- _Given instruction_: Copy the lines below as they are; omit the images they contain.

[Data entries]
■ ■ ■ ■ ■

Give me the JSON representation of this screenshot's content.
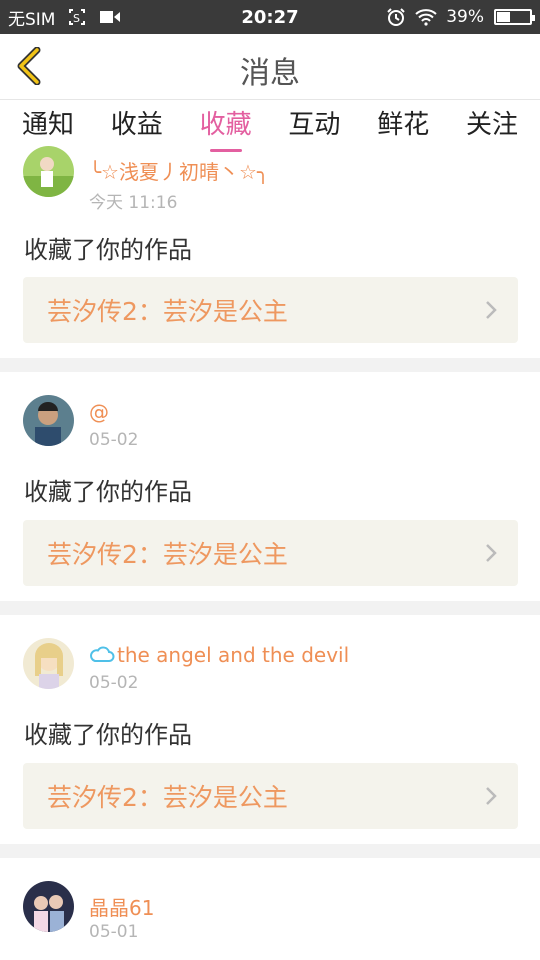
{
  "status_bar": {
    "carrier": "无SIM",
    "time": "20:27",
    "battery_text": "39%",
    "battery_level": 0.39,
    "icons": [
      "screenshot-icon",
      "video-icon",
      "alarm-icon",
      "wifi-icon",
      "battery-icon"
    ]
  },
  "header": {
    "title": "消息",
    "back_icon": "chevron-left-icon",
    "accent": "#f2c417"
  },
  "tabs": [
    {
      "label": "通知",
      "active": false
    },
    {
      "label": "收益",
      "active": false
    },
    {
      "label": "收藏",
      "active": true
    },
    {
      "label": "互动",
      "active": false
    },
    {
      "label": "鲜花",
      "active": false
    },
    {
      "label": "关注",
      "active": false
    }
  ],
  "colors": {
    "active_tab": "#e35fa0",
    "username": "#ef8f55",
    "work_title": "#ee9860",
    "work_box_bg": "#f4f3ec"
  },
  "messages": [
    {
      "username": "╰☆浅夏丿初晴丶☆╮",
      "date": "今天 11:16",
      "action": "收藏了你的作品",
      "work": "芸汐传2：芸汐是公主"
    },
    {
      "username": "@",
      "date": "05-02",
      "action": "收藏了你的作品",
      "work": "芸汐传2：芸汐是公主"
    },
    {
      "username": "the angel and the devil",
      "username_icon": "cloud-icon",
      "date": "05-02",
      "action": "收藏了你的作品",
      "work": "芸汐传2：芸汐是公主"
    },
    {
      "username": "晶晶61",
      "date": "05-01"
    }
  ]
}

■ ■ ■ ■ ■

- _Finished answer_:
Give me the JSON representation of this screenshot's content.
{
  "status_bar": {
    "carrier": "无SIM",
    "time": "20:27",
    "battery_text": "39%",
    "battery_level": 0.39,
    "icons": [
      "screenshot-icon",
      "video-icon",
      "alarm-icon",
      "wifi-icon",
      "battery-icon"
    ]
  },
  "header": {
    "title": "消息",
    "back_icon": "chevron-left-icon",
    "accent": "#f2c417"
  },
  "tabs": [
    {
      "label": "通知",
      "active": false
    },
    {
      "label": "收益",
      "active": false
    },
    {
      "label": "收藏",
      "active": true
    },
    {
      "label": "互动",
      "active": false
    },
    {
      "label": "鲜花",
      "active": false
    },
    {
      "label": "关注",
      "active": false
    }
  ],
  "colors": {
    "active_tab": "#e35fa0",
    "username": "#ef8f55",
    "work_title": "#ee9860",
    "work_box_bg": "#f4f3ec"
  },
  "messages": [
    {
      "username": "╰☆浅夏丿初晴丶☆╮",
      "date": "今天 11:16",
      "action": "收藏了你的作品",
      "work": "芸汐传2：芸汐是公主"
    },
    {
      "username": "@",
      "date": "05-02",
      "action": "收藏了你的作品",
      "work": "芸汐传2：芸汐是公主"
    },
    {
      "username": "the angel and the devil",
      "username_icon": "cloud-icon",
      "date": "05-02",
      "action": "收藏了你的作品",
      "work": "芸汐传2：芸汐是公主"
    },
    {
      "username": "晶晶61",
      "date": "05-01"
    }
  ]
}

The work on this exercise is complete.